++++ Extracted entries

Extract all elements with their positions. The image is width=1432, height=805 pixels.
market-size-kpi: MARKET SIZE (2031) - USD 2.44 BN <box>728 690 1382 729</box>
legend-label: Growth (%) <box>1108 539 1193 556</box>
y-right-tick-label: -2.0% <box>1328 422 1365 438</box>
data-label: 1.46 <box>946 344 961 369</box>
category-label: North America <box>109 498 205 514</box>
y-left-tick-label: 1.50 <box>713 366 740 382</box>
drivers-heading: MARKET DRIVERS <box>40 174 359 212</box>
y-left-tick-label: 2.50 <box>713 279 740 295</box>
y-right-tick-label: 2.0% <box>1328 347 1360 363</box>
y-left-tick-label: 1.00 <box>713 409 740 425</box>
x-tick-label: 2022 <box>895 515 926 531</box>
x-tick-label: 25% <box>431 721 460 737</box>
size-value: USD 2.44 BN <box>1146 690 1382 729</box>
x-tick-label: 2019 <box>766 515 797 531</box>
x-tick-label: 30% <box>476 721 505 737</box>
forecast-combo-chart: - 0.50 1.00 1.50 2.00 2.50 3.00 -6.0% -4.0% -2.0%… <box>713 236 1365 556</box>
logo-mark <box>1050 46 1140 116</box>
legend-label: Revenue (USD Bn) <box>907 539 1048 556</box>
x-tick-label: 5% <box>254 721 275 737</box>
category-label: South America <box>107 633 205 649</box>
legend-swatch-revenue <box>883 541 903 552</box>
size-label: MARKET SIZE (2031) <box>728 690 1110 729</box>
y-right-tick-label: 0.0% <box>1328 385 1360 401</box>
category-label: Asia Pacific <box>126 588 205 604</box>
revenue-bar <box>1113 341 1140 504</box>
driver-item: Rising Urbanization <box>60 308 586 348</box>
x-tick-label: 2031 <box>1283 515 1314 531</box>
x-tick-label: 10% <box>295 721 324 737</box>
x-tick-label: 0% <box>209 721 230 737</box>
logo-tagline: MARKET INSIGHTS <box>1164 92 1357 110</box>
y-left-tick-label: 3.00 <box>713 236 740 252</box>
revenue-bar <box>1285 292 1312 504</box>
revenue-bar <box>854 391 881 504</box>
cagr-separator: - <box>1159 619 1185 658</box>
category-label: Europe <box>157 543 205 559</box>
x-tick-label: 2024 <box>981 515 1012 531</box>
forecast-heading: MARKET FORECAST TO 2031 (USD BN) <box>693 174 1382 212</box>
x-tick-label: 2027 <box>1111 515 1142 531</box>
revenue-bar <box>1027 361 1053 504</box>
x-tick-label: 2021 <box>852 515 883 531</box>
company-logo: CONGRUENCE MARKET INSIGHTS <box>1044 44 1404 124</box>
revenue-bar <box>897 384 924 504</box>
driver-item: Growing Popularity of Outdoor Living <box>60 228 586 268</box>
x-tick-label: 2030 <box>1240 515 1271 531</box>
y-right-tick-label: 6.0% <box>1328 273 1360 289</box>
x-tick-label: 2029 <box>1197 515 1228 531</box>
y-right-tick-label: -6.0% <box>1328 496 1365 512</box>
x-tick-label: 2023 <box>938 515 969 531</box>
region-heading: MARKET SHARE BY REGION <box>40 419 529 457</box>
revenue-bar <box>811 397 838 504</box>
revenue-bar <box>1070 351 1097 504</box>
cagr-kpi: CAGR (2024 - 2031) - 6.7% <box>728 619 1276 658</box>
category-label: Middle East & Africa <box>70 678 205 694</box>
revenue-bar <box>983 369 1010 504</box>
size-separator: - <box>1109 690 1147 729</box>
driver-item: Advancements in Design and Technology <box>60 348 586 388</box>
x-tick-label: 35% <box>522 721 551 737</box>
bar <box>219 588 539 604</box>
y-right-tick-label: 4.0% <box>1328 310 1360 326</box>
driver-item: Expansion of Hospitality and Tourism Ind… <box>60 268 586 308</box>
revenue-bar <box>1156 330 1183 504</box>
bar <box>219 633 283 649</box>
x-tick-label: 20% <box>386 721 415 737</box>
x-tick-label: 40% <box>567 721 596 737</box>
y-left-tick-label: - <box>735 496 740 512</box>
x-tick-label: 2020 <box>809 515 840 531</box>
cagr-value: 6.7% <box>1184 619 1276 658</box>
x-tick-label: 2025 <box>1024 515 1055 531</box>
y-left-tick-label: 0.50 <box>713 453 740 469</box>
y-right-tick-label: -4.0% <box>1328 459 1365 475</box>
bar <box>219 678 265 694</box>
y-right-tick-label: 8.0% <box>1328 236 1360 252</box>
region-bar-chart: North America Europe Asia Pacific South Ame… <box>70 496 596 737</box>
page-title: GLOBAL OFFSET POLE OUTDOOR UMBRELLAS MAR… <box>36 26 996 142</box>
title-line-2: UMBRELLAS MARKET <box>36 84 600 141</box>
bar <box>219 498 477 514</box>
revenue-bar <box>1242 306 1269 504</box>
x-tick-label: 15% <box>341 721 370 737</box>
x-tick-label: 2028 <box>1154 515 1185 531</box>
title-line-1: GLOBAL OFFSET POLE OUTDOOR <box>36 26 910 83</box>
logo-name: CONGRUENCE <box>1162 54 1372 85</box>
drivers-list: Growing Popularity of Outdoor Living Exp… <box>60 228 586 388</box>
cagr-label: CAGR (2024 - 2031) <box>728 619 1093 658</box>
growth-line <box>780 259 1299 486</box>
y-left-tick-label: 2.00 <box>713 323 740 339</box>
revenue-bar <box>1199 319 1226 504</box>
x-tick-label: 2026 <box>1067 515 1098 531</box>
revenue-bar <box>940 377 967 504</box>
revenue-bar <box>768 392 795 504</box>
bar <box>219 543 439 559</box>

++++++++

Short exercise: Rename every "category-label" in the material to "region-label" and leave everything else unchanged.

Solution to the exercise:
Extract all elements with their positions. The image is width=1432, height=805 pixels.
market-size-kpi: MARKET SIZE (2031) - USD 2.44 BN <box>728 690 1382 729</box>
legend-label: Growth (%) <box>1108 539 1193 556</box>
y-right-tick-label: -2.0% <box>1328 422 1365 438</box>
data-label: 1.46 <box>946 344 961 369</box>
region-label: North America <box>109 498 205 514</box>
y-left-tick-label: 1.50 <box>713 366 740 382</box>
drivers-heading: MARKET DRIVERS <box>40 174 359 212</box>
y-left-tick-label: 2.50 <box>713 279 740 295</box>
y-right-tick-label: 2.0% <box>1328 347 1360 363</box>
y-left-tick-label: 1.00 <box>713 409 740 425</box>
x-tick-label: 2022 <box>895 515 926 531</box>
x-tick-label: 25% <box>431 721 460 737</box>
size-value: USD 2.44 BN <box>1146 690 1382 729</box>
x-tick-label: 2019 <box>766 515 797 531</box>
x-tick-label: 30% <box>476 721 505 737</box>
forecast-combo-chart: - 0.50 1.00 1.50 2.00 2.50 3.00 -6.0% -4.0% -2.0%… <box>713 236 1365 556</box>
logo-mark <box>1050 46 1140 116</box>
legend-label: Revenue (USD Bn) <box>907 539 1048 556</box>
x-tick-label: 5% <box>254 721 275 737</box>
region-label: South America <box>107 633 205 649</box>
legend-swatch-revenue <box>883 541 903 552</box>
size-label: MARKET SIZE (2031) <box>728 690 1110 729</box>
y-right-tick-label: 0.0% <box>1328 385 1360 401</box>
region-label: Asia Pacific <box>126 588 205 604</box>
revenue-bar <box>1113 341 1140 504</box>
driver-item: Rising Urbanization <box>60 308 586 348</box>
x-tick-label: 2031 <box>1283 515 1314 531</box>
x-tick-label: 10% <box>295 721 324 737</box>
x-tick-label: 0% <box>209 721 230 737</box>
logo-tagline: MARKET INSIGHTS <box>1164 92 1357 110</box>
y-left-tick-label: 3.00 <box>713 236 740 252</box>
revenue-bar <box>1285 292 1312 504</box>
revenue-bar <box>854 391 881 504</box>
cagr-separator: - <box>1159 619 1185 658</box>
region-label: Europe <box>157 543 205 559</box>
x-tick-label: 2024 <box>981 515 1012 531</box>
forecast-heading: MARKET FORECAST TO 2031 (USD BN) <box>693 174 1382 212</box>
x-tick-label: 2027 <box>1111 515 1142 531</box>
revenue-bar <box>1027 361 1053 504</box>
x-tick-label: 2021 <box>852 515 883 531</box>
company-logo: CONGRUENCE MARKET INSIGHTS <box>1044 44 1404 124</box>
revenue-bar <box>897 384 924 504</box>
driver-item: Growing Popularity of Outdoor Living <box>60 228 586 268</box>
x-tick-label: 2030 <box>1240 515 1271 531</box>
y-right-tick-label: 6.0% <box>1328 273 1360 289</box>
x-tick-label: 2029 <box>1197 515 1228 531</box>
y-right-tick-label: -6.0% <box>1328 496 1365 512</box>
x-tick-label: 2023 <box>938 515 969 531</box>
region-heading: MARKET SHARE BY REGION <box>40 419 529 457</box>
revenue-bar <box>811 397 838 504</box>
revenue-bar <box>1070 351 1097 504</box>
cagr-kpi: CAGR (2024 - 2031) - 6.7% <box>728 619 1276 658</box>
region-label: Middle East & Africa <box>70 678 205 694</box>
revenue-bar <box>983 369 1010 504</box>
size-separator: - <box>1109 690 1147 729</box>
driver-item: Advancements in Design and Technology <box>60 348 586 388</box>
x-tick-label: 35% <box>522 721 551 737</box>
bar <box>219 588 539 604</box>
y-right-tick-label: 4.0% <box>1328 310 1360 326</box>
driver-item: Expansion of Hospitality and Tourism Ind… <box>60 268 586 308</box>
revenue-bar <box>1156 330 1183 504</box>
bar <box>219 633 283 649</box>
x-tick-label: 20% <box>386 721 415 737</box>
x-tick-label: 40% <box>567 721 596 737</box>
y-left-tick-label: - <box>735 496 740 512</box>
x-tick-label: 2020 <box>809 515 840 531</box>
cagr-value: 6.7% <box>1184 619 1276 658</box>
x-tick-label: 2025 <box>1024 515 1055 531</box>
y-left-tick-label: 0.50 <box>713 453 740 469</box>
y-right-tick-label: -4.0% <box>1328 459 1365 475</box>
bar <box>219 678 265 694</box>
y-right-tick-label: 8.0% <box>1328 236 1360 252</box>
region-bar-chart: North America Europe Asia Pacific South Ame… <box>70 496 596 737</box>
page-title: GLOBAL OFFSET POLE OUTDOOR UMBRELLAS MAR… <box>36 26 996 142</box>
title-line-2: UMBRELLAS MARKET <box>36 84 600 141</box>
bar <box>219 498 477 514</box>
revenue-bar <box>1242 306 1269 504</box>
x-tick-label: 15% <box>341 721 370 737</box>
x-tick-label: 2028 <box>1154 515 1185 531</box>
title-line-1: GLOBAL OFFSET POLE OUTDOOR <box>36 26 910 83</box>
logo-name: CONGRUENCE <box>1162 54 1372 85</box>
drivers-list: Growing Popularity of Outdoor Living Exp… <box>60 228 586 388</box>
cagr-label: CAGR (2024 - 2031) <box>728 619 1093 658</box>
growth-line <box>780 259 1299 486</box>
y-left-tick-label: 2.00 <box>713 323 740 339</box>
revenue-bar <box>1199 319 1226 504</box>
x-tick-label: 2026 <box>1067 515 1098 531</box>
revenue-bar <box>940 377 967 504</box>
revenue-bar <box>768 392 795 504</box>
bar <box>219 543 439 559</box>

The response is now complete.